* Begin Excerpted records *

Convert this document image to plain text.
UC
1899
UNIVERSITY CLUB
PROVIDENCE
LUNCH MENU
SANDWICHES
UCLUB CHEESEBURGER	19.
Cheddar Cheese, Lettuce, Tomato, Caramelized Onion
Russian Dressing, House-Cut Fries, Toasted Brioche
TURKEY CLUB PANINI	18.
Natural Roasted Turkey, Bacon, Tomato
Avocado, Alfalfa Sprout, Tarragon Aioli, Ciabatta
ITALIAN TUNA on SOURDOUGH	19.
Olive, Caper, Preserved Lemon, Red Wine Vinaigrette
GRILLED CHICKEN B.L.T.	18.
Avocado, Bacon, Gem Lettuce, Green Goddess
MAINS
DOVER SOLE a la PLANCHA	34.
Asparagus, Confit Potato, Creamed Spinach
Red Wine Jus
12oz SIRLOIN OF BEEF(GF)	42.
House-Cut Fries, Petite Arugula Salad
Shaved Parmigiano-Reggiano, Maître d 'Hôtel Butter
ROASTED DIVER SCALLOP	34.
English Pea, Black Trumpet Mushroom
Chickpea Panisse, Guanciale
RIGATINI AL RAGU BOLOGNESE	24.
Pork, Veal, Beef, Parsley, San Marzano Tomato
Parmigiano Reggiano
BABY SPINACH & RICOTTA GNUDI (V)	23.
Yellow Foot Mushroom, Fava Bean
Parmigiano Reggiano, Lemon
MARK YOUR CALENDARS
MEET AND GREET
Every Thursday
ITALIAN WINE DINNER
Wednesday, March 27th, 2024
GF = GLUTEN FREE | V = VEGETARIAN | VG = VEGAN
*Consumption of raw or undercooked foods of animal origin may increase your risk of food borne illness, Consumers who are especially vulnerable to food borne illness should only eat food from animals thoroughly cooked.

* End Excerpted records *
* Begin Excerpted records *

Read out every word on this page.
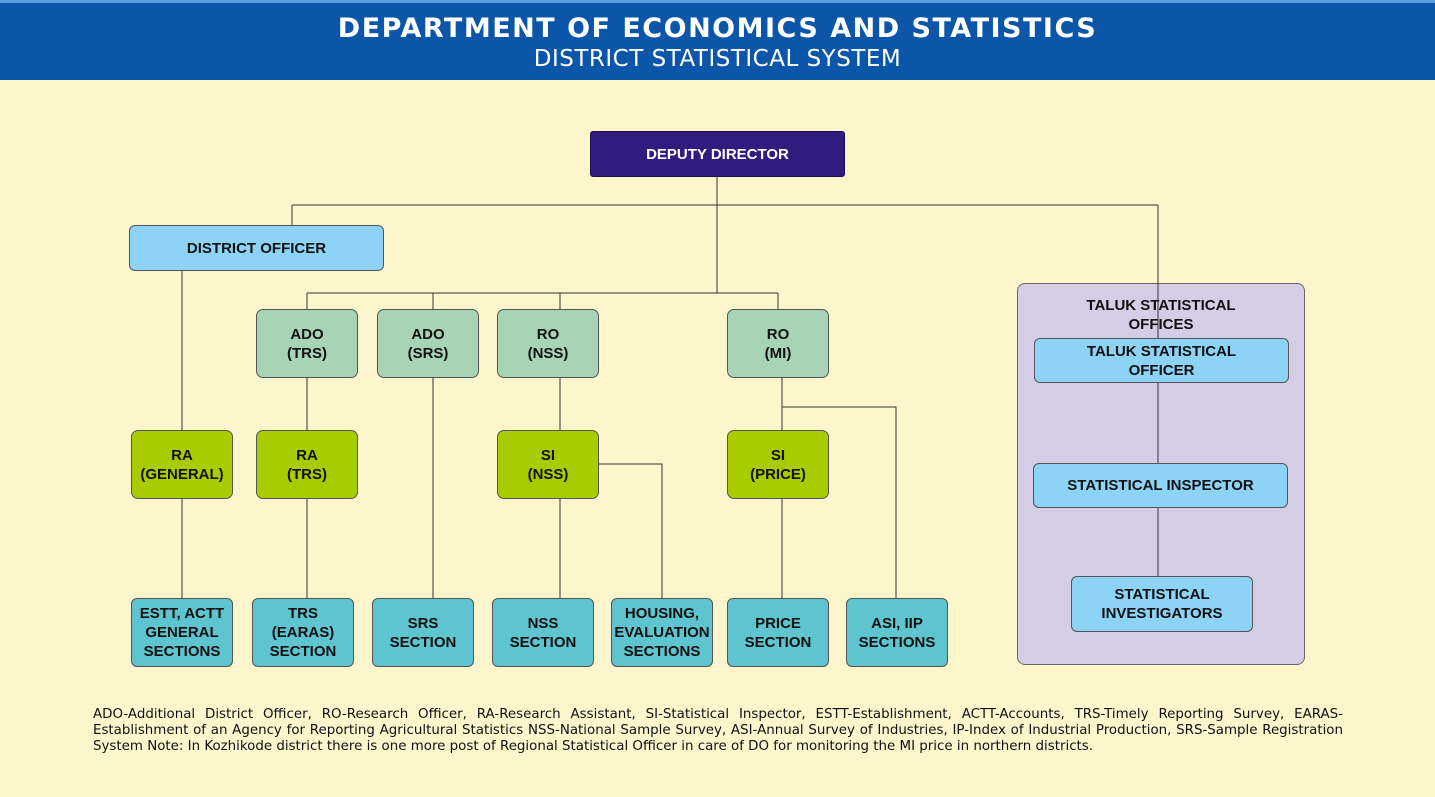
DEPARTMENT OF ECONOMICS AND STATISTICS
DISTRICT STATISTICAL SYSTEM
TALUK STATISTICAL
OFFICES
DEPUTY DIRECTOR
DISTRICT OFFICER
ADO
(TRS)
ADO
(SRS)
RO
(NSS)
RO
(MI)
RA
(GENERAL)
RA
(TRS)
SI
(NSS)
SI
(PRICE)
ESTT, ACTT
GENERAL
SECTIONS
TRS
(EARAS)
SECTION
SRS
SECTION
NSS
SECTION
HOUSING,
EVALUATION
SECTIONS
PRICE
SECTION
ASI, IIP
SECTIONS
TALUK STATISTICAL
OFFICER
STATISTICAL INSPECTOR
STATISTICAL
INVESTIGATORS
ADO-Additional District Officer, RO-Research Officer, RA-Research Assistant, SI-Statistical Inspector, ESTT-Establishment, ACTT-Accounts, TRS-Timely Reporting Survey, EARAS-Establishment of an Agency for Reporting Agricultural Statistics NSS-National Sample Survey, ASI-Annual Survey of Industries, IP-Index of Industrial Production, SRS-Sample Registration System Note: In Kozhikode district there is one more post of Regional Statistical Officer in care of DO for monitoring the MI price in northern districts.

* End Excerpted records *
* Begin Excerpted records *

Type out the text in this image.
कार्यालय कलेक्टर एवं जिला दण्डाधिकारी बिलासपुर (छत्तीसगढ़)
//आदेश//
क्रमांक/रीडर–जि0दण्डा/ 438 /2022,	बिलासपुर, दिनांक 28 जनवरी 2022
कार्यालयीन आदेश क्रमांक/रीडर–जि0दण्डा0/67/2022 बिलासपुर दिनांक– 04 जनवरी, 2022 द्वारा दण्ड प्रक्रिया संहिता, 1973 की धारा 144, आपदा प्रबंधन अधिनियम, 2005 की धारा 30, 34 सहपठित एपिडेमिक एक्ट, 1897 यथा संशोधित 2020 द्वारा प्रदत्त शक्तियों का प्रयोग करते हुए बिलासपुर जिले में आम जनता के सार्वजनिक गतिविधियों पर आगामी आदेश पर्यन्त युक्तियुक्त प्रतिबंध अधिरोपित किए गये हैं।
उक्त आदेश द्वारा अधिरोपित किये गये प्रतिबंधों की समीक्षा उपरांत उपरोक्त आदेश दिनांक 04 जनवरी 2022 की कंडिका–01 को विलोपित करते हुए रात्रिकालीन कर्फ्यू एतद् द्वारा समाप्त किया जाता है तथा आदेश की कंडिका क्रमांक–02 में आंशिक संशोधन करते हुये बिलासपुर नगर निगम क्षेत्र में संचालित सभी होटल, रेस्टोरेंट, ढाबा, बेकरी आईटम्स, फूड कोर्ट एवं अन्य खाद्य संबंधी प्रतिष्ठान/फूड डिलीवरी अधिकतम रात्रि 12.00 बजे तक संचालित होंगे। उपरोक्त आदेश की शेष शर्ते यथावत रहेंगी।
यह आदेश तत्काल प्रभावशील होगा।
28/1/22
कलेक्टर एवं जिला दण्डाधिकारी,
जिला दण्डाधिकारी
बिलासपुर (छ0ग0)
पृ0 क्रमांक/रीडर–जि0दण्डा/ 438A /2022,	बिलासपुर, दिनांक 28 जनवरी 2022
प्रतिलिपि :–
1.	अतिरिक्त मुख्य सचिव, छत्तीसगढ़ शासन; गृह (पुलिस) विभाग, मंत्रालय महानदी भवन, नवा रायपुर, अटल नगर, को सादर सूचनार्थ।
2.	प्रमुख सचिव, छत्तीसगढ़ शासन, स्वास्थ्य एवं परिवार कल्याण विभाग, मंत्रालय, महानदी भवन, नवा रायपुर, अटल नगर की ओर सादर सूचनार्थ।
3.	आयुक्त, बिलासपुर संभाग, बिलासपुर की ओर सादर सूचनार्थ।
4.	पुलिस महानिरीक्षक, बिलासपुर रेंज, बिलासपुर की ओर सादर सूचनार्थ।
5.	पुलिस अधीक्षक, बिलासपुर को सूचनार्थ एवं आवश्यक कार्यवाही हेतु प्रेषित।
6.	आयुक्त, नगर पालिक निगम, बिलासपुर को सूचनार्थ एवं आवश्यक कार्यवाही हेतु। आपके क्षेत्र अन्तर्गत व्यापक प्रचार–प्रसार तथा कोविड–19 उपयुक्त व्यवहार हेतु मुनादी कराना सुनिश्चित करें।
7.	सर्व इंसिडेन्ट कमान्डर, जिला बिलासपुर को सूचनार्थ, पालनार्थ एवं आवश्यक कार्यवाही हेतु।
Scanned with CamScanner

* End Excerpted records *

Work to complete ->
Read the data above and pull out each line that holds the string "this".

Task response ->
Convert this document image to plain text.
Read out every word on this page.
Type out the text in this image.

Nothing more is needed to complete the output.